> _WRITTEN TASK_: Return all lines where the word "กรมช" can be found.

> _PROVIDED RECORDS_:
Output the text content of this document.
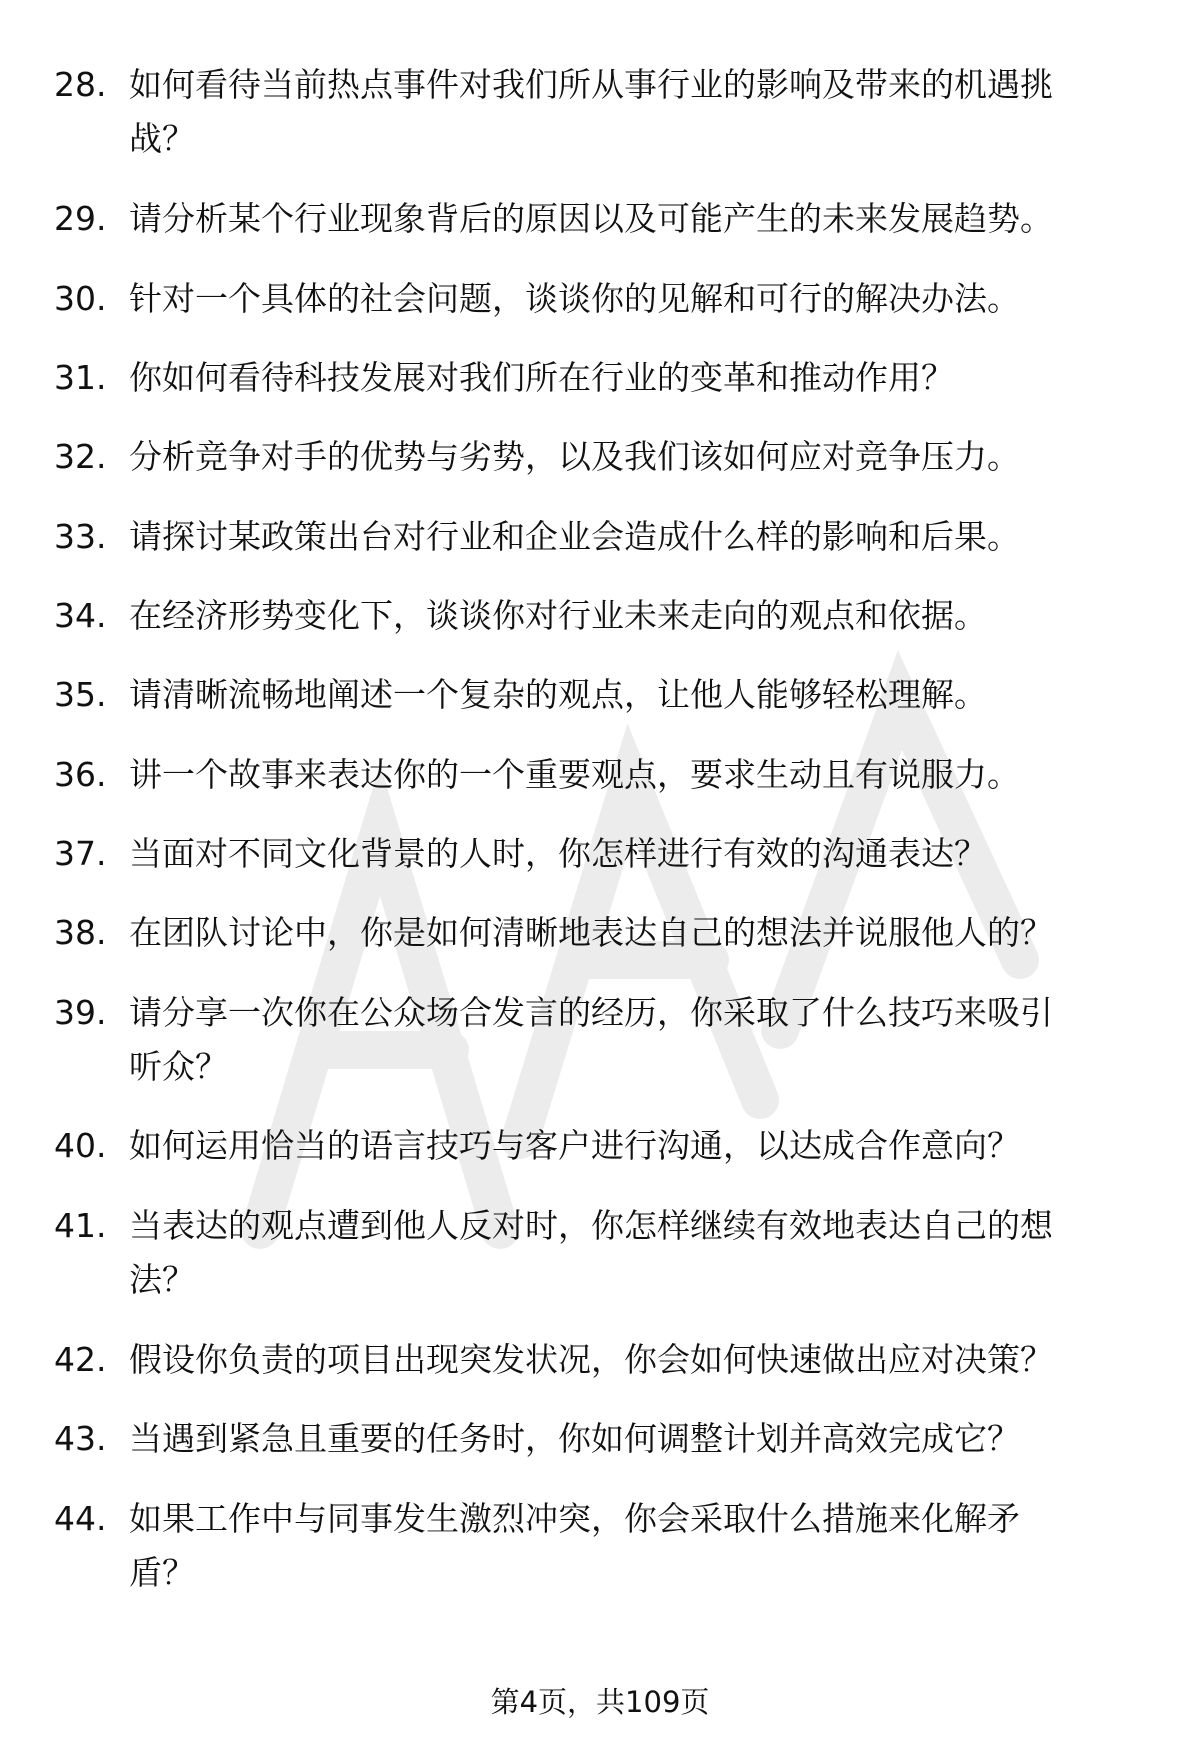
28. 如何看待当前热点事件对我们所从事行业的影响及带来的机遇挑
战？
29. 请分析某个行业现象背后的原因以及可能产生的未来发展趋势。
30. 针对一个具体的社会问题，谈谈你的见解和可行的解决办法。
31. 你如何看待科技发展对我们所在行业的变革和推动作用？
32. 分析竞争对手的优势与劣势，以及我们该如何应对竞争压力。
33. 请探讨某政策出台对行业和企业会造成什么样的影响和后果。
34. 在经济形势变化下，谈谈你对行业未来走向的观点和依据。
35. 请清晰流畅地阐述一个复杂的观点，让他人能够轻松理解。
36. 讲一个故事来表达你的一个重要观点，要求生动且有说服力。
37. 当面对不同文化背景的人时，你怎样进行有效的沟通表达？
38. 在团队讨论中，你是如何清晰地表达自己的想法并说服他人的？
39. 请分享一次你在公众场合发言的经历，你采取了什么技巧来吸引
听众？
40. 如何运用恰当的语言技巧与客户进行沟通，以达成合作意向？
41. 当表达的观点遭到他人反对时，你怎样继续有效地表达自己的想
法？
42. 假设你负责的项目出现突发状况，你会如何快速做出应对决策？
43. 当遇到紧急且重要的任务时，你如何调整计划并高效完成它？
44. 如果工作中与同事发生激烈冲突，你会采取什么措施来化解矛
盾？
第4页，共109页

--

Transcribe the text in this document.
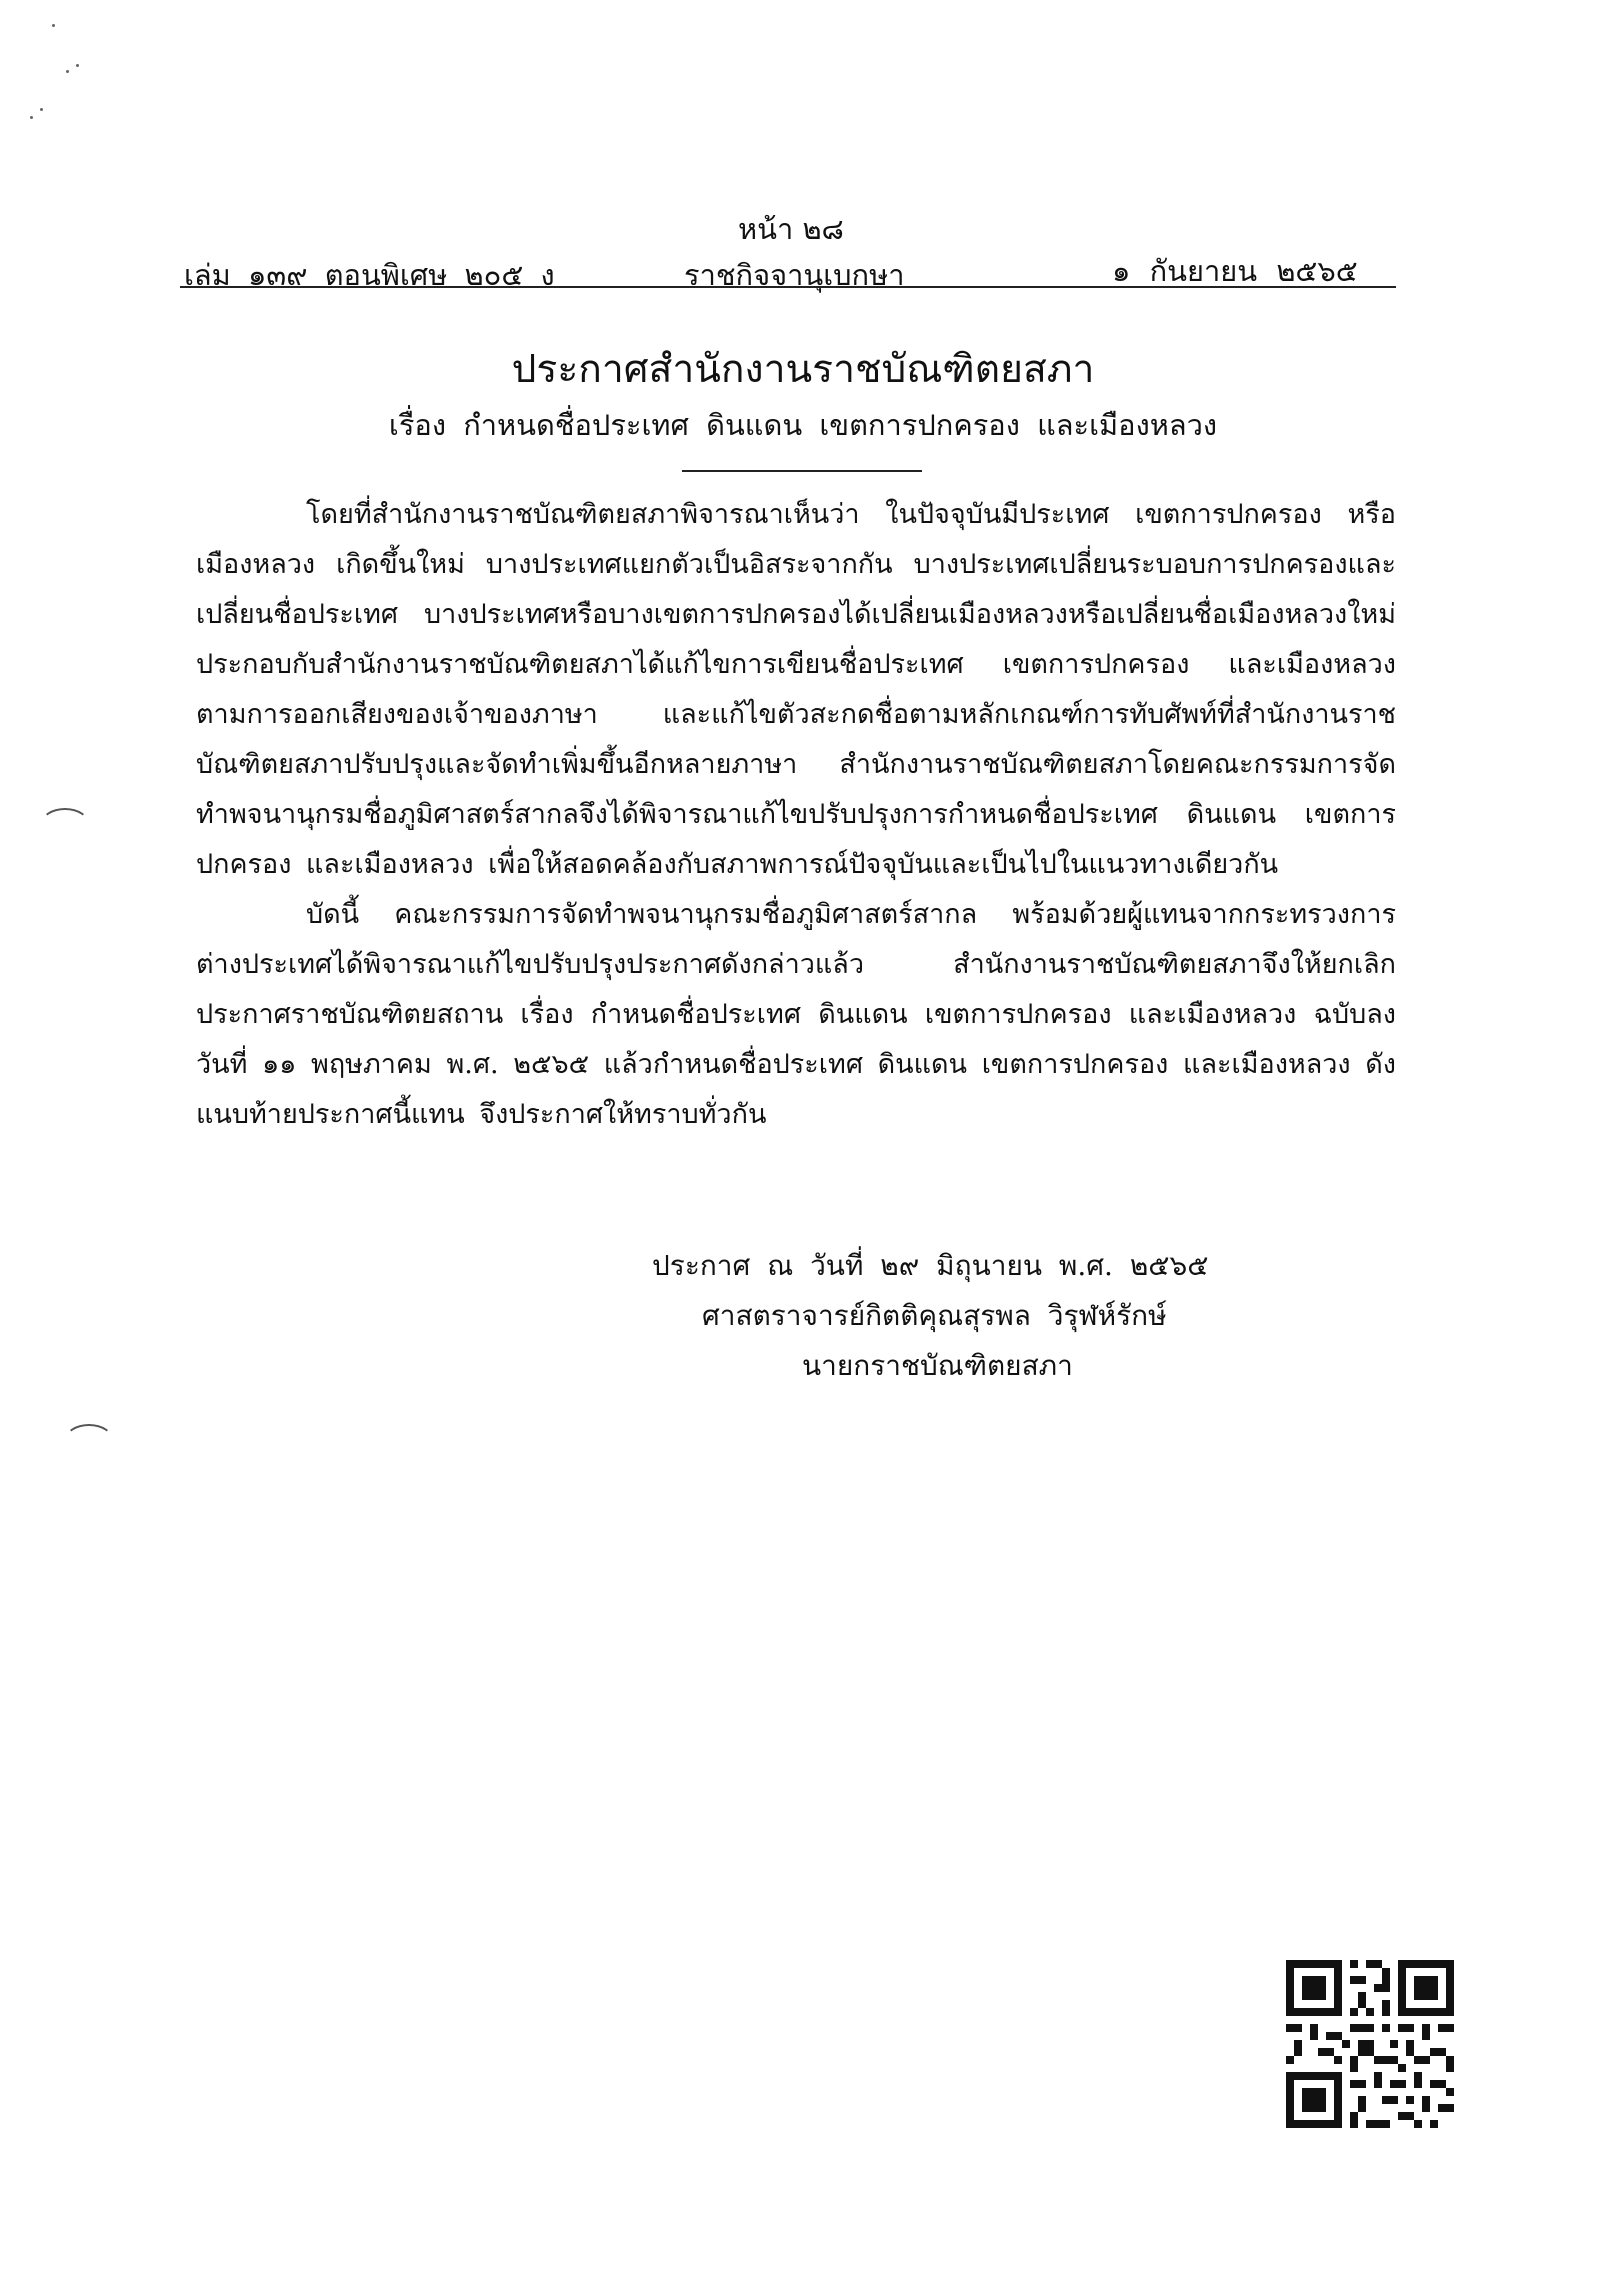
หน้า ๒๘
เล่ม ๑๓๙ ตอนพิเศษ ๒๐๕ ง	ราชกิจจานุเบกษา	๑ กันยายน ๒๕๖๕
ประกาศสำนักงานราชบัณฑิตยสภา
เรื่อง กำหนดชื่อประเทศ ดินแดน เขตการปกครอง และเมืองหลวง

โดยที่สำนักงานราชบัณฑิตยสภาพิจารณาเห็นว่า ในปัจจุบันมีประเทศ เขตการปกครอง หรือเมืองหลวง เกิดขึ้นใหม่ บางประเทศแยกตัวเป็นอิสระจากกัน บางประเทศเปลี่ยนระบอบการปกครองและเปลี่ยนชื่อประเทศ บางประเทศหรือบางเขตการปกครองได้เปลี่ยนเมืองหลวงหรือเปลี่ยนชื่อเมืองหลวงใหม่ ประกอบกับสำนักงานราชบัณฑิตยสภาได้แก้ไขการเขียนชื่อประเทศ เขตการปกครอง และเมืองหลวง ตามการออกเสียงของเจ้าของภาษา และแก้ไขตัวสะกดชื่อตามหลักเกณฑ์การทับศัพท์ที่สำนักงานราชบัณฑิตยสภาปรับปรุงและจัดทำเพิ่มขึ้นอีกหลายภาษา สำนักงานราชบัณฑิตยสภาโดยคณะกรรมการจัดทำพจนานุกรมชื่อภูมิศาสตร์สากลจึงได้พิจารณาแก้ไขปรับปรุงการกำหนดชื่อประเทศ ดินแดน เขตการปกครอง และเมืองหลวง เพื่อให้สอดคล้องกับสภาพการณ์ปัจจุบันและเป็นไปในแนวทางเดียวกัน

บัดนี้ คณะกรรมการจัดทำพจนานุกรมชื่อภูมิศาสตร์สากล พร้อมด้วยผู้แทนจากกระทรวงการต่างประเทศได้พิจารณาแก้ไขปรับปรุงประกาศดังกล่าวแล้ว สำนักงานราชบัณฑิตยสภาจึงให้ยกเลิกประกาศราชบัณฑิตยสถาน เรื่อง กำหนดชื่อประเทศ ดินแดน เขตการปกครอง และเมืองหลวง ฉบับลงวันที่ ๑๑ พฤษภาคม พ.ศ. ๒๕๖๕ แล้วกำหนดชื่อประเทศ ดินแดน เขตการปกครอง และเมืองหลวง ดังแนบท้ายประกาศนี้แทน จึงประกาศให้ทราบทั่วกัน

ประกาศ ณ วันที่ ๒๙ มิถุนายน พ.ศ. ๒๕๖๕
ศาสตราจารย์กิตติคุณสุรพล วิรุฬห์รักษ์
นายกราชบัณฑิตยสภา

> _TASK RESULT_:
โดยที่สำนักงานราชบัณฑิตยสภาพิจารณาเห็นว่า ในปัจจุบันมีประเทศ เขตการปกครอง หรือเมืองหลวง เกิดขึ้นใหม่ บางประเทศแยกตัวเป็นอิสระจากกัน บางประเทศเปลี่ยนระบอบการปกครองและเปลี่ยนชื่อประเทศ บางประเทศหรือบางเขตการปกครองได้เปลี่ยนเมืองหลวงหรือเปลี่ยนชื่อเมืองหลวงใหม่ ประกอบกับสำนักงานราชบัณฑิตยสภาได้แก้ไขการเขียนชื่อประเทศ เขตการปกครอง และเมืองหลวง ตามการออกเสียงของเจ้าของภาษา และแก้ไขตัวสะกดชื่อตามหลักเกณฑ์การทับศัพท์ที่สำนักงานราชบัณฑิตยสภาปรับปรุงและจัดทำเพิ่มขึ้นอีกหลายภาษา สำนักงานราชบัณฑิตยสภาโดยคณะกรรมการจัดทำพจนานุกรมชื่อภูมิศาสตร์สากลจึงได้พิจารณาแก้ไขปรับปรุงการกำหนดชื่อประเทศ ดินแดน เขตการปกครอง และเมืองหลวง เพื่อให้สอดคล้องกับสภาพการณ์ปัจจุบันและเป็นไปในแนวทางเดียวกัน
บัดนี้ คณะกรรมการจัดทำพจนานุกรมชื่อภูมิศาสตร์สากล พร้อมด้วยผู้แทนจากกระทรวงการต่างประเทศได้พิจารณาแก้ไขปรับปรุงประกาศดังกล่าวแล้ว สำนักงานราชบัณฑิตยสภาจึงให้ยกเลิกประกาศราชบัณฑิตยสถาน เรื่อง กำหนดชื่อประเทศ ดินแดน เขตการปกครอง และเมืองหลวง ฉบับลงวันที่ ๑๑ พฤษภาคม พ.ศ. ๒๕๖๕ แล้วกำหนดชื่อประเทศ ดินแดน เขตการปกครอง และเมืองหลวง ดังแนบท้ายประกาศนี้แทน จึงประกาศให้ทราบทั่วกัน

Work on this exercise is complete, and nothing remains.